Figure contents as structured data
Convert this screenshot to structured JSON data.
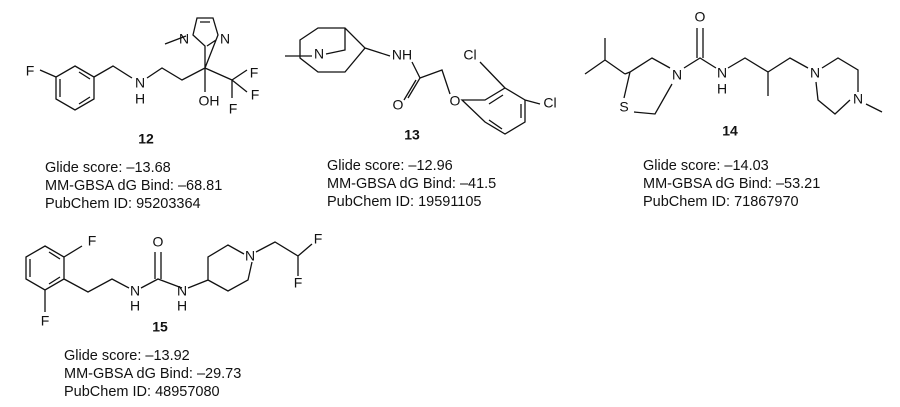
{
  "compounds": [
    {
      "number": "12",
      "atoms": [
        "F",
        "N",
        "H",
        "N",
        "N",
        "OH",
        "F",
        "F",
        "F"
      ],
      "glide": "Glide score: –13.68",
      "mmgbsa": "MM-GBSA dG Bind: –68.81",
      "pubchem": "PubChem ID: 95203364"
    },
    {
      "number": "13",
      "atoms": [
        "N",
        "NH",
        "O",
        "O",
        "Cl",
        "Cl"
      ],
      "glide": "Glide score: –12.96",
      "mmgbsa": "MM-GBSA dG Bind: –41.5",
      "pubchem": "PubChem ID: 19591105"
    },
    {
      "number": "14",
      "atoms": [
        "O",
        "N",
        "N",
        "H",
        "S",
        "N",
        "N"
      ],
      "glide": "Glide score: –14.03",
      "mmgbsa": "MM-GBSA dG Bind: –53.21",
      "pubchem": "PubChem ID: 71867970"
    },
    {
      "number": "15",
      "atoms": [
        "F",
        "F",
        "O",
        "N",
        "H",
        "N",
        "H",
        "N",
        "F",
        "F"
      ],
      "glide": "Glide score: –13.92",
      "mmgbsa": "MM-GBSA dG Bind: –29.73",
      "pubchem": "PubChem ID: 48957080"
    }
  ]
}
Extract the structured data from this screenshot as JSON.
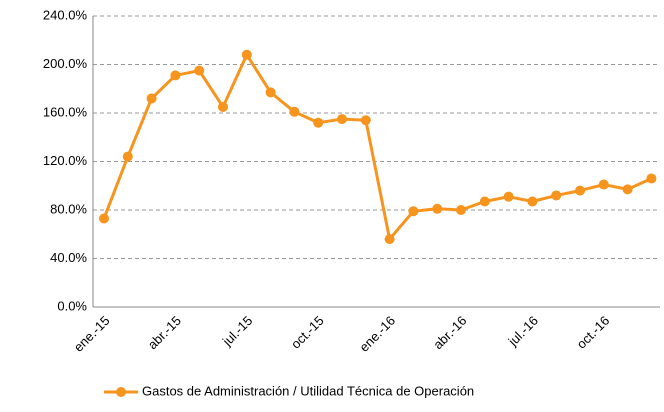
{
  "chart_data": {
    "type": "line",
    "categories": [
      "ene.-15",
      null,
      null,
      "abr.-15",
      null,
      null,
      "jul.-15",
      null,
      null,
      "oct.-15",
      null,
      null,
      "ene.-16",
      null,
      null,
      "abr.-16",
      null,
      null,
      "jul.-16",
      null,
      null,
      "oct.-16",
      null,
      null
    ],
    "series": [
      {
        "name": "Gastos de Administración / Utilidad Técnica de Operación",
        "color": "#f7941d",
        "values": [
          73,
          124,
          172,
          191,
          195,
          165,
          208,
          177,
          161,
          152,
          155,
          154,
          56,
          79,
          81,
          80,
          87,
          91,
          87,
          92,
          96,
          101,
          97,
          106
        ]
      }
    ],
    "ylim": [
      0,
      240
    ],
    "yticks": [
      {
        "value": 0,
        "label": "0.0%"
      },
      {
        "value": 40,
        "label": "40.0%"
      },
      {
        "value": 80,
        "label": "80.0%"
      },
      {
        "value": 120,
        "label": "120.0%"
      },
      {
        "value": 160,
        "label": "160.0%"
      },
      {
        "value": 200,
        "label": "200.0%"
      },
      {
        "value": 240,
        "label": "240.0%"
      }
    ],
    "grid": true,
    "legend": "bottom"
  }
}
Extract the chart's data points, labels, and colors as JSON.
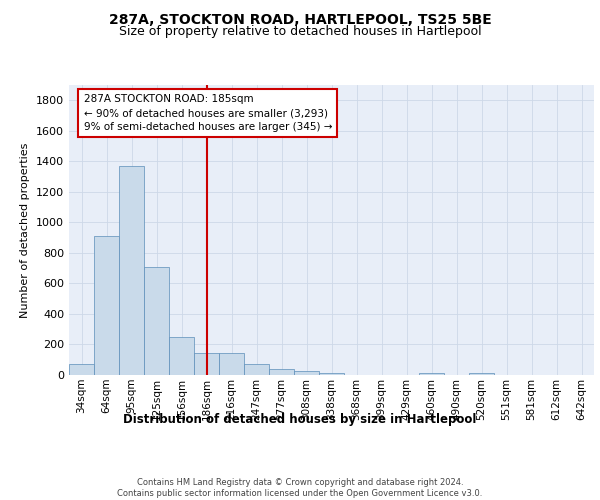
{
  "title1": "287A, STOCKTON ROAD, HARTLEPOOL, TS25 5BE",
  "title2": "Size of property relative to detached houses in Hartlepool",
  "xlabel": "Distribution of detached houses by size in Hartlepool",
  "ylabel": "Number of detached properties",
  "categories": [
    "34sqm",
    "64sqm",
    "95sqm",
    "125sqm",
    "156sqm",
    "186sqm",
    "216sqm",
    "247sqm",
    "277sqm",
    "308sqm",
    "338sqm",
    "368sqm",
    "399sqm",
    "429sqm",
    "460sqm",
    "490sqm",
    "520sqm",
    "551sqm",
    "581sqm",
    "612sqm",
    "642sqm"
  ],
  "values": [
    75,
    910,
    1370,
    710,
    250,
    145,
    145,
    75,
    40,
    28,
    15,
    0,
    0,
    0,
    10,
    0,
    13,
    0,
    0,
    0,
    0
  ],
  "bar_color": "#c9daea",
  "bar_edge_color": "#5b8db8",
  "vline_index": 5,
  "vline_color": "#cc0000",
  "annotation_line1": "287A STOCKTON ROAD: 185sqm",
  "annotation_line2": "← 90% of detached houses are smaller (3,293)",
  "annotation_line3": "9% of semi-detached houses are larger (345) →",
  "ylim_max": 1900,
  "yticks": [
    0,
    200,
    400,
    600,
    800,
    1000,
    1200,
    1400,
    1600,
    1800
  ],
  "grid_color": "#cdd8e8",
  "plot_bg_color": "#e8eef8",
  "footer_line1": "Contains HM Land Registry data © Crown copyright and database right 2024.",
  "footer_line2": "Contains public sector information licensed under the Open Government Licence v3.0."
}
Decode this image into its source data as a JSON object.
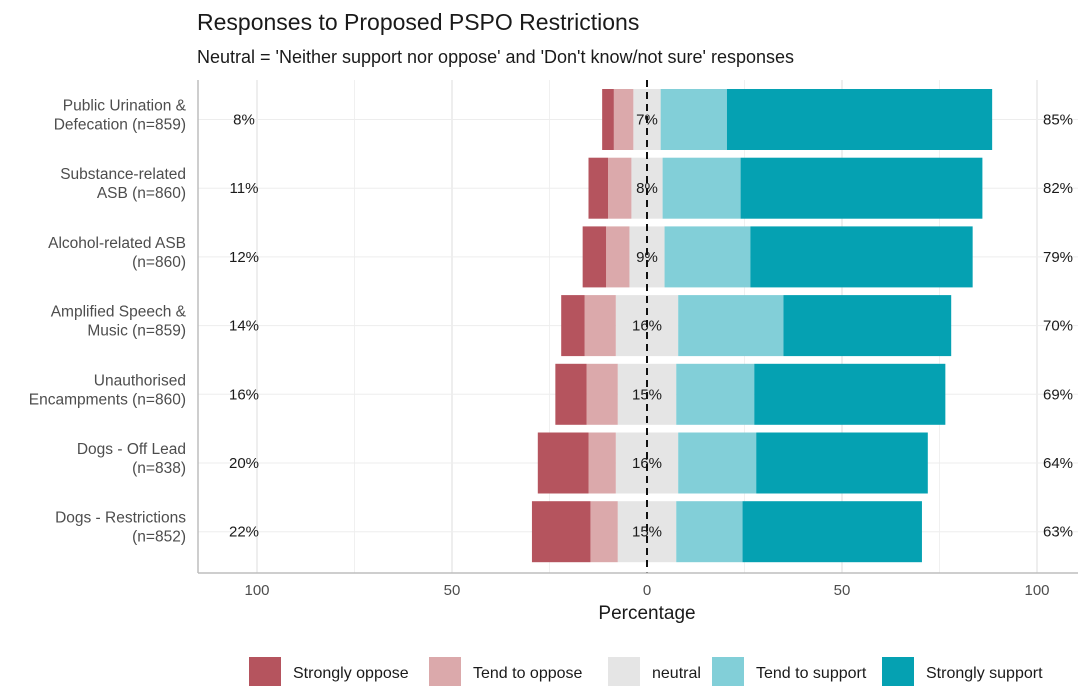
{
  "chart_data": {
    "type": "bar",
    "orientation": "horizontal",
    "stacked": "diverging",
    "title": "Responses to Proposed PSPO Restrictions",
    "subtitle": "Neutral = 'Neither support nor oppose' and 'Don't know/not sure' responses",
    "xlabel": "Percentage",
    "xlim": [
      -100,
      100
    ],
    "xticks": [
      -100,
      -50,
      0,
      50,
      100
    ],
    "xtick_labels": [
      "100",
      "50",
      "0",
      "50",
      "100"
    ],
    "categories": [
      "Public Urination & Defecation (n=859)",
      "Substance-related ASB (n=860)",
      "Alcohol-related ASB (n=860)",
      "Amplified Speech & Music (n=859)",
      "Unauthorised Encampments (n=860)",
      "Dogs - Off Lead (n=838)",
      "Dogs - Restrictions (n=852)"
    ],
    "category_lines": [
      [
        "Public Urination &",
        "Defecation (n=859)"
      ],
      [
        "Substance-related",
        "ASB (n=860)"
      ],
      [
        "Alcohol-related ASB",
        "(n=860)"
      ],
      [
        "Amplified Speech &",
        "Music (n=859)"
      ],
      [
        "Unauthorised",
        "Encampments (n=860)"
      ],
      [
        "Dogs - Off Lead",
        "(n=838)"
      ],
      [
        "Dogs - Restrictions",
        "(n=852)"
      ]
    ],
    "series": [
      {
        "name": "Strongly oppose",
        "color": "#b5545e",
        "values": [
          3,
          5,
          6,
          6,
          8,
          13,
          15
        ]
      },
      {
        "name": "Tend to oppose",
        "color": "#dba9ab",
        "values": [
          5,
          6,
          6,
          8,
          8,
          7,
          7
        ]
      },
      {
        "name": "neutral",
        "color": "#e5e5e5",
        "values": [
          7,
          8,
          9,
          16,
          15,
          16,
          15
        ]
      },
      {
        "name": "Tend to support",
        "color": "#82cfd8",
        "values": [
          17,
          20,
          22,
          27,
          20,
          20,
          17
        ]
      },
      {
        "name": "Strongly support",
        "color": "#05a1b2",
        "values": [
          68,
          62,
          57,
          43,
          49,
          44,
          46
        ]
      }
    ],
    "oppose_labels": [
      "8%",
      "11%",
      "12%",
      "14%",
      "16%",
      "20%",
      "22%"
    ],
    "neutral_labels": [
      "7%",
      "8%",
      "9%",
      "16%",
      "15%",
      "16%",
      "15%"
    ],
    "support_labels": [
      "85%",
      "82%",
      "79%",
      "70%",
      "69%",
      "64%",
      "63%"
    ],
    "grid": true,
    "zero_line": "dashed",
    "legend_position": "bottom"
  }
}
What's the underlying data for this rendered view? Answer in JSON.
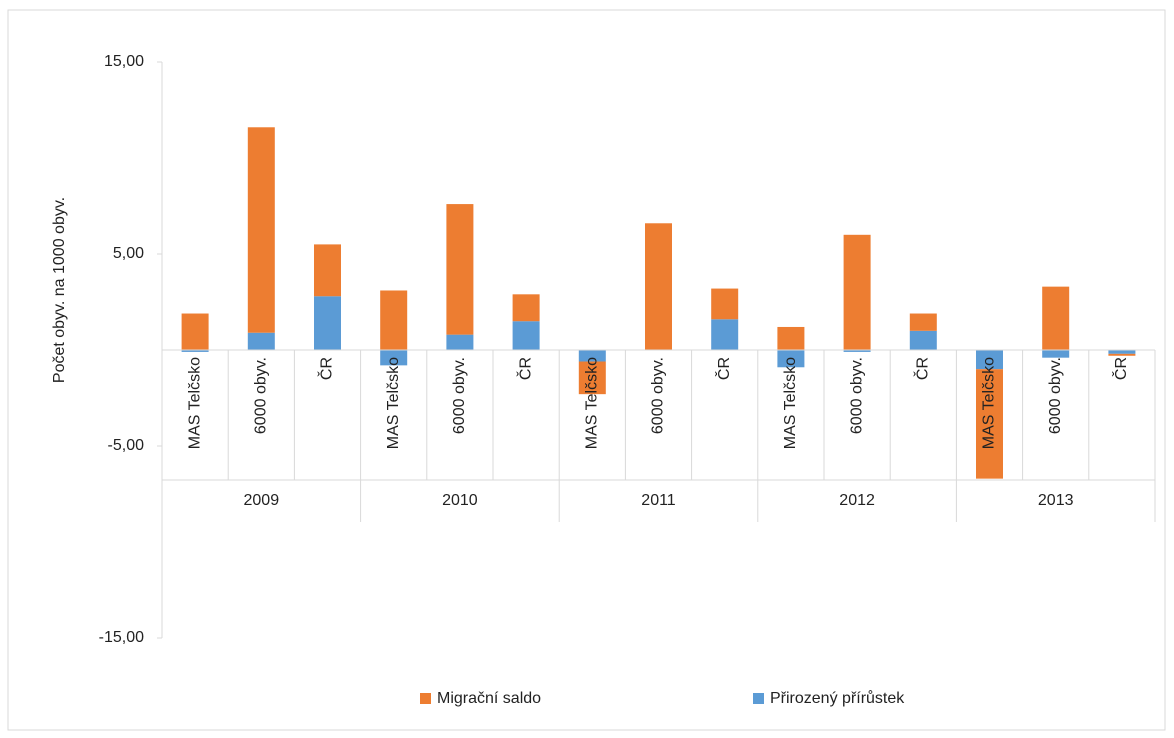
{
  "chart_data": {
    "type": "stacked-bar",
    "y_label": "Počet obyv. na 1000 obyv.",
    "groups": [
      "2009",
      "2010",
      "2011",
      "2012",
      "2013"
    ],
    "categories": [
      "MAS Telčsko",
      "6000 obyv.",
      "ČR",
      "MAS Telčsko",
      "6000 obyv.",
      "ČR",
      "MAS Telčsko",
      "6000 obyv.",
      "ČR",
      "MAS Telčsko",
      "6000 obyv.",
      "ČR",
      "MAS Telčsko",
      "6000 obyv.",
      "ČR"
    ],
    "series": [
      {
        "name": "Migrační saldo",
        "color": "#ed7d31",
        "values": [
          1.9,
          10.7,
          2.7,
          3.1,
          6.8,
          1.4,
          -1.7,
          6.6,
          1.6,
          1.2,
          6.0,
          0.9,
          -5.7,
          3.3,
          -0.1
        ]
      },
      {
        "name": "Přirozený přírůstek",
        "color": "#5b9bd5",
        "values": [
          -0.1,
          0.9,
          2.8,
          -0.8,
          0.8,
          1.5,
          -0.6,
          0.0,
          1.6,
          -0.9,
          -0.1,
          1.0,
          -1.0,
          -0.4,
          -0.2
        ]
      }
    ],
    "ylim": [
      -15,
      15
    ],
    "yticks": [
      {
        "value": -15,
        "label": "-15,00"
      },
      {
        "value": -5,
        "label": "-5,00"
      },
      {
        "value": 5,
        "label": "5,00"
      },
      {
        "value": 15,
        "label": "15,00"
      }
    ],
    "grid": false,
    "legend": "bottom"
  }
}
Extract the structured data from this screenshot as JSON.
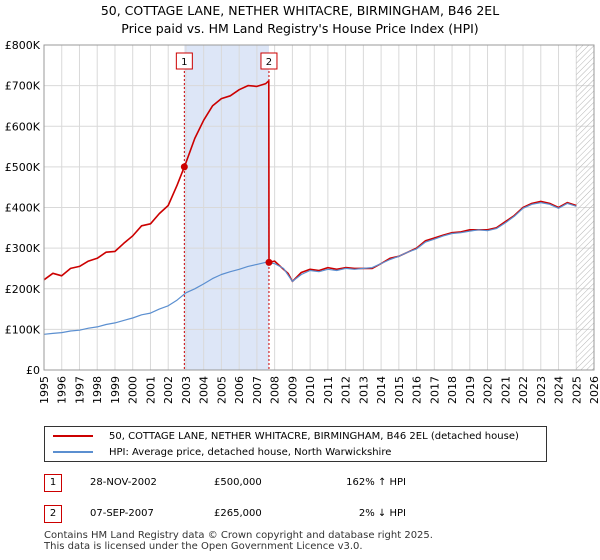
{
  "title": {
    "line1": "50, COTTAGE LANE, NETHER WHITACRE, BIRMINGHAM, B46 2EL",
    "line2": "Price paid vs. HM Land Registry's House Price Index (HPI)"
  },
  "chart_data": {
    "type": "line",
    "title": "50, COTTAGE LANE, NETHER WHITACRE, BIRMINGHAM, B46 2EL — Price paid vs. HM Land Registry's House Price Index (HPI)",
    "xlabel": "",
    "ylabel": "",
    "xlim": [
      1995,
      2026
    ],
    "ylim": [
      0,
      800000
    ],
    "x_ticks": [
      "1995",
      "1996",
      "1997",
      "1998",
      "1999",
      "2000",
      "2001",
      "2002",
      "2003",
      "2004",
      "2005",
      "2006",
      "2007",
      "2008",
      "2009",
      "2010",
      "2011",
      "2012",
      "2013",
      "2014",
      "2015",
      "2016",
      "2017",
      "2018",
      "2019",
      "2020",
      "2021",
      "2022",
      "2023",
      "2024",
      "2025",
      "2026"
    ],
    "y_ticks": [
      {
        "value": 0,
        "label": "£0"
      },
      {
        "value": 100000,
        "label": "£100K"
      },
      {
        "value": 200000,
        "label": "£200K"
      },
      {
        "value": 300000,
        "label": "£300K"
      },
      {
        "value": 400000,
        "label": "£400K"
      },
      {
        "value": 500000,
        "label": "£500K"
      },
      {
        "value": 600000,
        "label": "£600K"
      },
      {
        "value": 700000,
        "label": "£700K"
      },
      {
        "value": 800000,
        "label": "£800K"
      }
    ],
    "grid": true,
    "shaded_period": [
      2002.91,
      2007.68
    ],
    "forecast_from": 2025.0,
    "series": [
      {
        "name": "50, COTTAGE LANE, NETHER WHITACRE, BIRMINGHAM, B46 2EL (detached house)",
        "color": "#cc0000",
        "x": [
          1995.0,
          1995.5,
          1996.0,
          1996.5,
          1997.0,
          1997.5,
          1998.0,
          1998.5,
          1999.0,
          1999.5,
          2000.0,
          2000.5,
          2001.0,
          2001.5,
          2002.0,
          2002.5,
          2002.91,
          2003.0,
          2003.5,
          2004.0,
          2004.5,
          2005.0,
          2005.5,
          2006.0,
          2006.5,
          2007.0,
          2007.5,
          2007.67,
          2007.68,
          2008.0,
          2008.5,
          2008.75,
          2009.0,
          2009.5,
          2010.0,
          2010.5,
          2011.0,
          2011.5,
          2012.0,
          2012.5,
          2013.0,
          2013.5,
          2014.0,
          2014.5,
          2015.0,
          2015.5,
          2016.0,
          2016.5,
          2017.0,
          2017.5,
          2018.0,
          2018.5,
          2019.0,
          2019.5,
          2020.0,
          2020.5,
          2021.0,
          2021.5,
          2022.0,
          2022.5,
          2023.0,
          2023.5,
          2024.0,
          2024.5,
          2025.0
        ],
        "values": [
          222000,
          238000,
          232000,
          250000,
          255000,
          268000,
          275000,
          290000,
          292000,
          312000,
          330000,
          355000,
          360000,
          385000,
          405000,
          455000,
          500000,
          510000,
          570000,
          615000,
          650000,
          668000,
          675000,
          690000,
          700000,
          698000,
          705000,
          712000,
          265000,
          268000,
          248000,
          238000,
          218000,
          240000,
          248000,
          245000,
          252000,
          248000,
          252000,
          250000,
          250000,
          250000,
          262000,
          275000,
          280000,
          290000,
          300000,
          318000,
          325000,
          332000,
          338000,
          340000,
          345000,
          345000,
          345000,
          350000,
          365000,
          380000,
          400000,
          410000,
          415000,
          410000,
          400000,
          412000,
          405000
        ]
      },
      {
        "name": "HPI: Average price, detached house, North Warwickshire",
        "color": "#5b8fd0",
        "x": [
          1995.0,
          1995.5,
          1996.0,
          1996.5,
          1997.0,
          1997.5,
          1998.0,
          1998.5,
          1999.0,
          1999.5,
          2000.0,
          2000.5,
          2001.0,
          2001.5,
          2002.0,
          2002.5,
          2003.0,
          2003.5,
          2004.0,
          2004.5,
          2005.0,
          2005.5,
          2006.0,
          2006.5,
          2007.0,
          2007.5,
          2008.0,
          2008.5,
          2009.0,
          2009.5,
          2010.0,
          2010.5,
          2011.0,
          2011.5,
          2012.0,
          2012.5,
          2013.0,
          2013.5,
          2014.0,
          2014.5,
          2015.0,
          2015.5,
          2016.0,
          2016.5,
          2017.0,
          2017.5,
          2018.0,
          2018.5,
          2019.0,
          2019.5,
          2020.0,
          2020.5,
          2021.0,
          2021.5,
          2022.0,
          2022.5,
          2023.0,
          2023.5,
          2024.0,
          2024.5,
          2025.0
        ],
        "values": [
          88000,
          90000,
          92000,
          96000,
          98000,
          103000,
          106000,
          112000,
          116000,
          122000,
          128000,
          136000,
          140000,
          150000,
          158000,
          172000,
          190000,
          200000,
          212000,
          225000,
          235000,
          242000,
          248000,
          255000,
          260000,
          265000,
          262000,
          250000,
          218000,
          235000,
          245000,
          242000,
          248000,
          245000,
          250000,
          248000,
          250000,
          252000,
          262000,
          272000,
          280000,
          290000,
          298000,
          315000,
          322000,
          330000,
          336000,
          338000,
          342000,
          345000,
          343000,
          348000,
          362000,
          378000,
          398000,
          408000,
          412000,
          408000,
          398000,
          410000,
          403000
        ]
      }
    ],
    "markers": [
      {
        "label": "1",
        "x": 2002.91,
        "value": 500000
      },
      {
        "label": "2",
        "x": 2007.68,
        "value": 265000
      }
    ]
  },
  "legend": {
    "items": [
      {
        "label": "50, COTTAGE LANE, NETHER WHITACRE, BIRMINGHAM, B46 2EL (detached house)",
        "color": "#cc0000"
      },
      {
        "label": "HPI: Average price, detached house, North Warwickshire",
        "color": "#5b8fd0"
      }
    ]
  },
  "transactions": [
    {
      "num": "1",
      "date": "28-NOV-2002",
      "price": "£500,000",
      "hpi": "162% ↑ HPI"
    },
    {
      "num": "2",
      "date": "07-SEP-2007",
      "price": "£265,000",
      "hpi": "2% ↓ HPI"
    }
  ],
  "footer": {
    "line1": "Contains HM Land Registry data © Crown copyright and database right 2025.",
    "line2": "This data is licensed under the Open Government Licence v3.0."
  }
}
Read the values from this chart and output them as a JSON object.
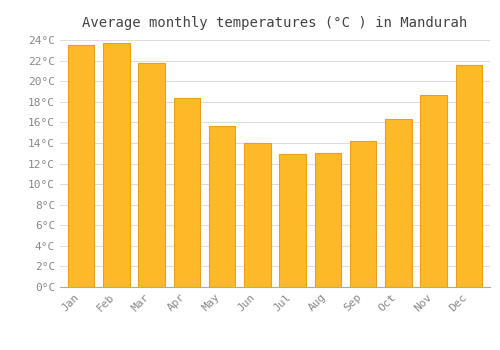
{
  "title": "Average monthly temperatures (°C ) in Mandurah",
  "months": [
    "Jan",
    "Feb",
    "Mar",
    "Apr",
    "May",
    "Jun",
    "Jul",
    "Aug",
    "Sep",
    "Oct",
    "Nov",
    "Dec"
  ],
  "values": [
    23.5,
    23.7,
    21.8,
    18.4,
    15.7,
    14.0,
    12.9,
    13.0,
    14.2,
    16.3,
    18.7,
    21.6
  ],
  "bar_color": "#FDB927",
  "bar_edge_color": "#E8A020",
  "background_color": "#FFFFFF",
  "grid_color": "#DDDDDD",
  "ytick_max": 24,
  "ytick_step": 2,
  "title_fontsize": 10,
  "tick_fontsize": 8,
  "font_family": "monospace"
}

### [Written exercise]
Pick out the lines containing the string "licensed".

### [Output of the exercise]
  "footer_line2": "Contains public sector information licensed under the Open Government Licence v3.0."
    "line2": "This data is licensed under the Open Government Licence v3.0."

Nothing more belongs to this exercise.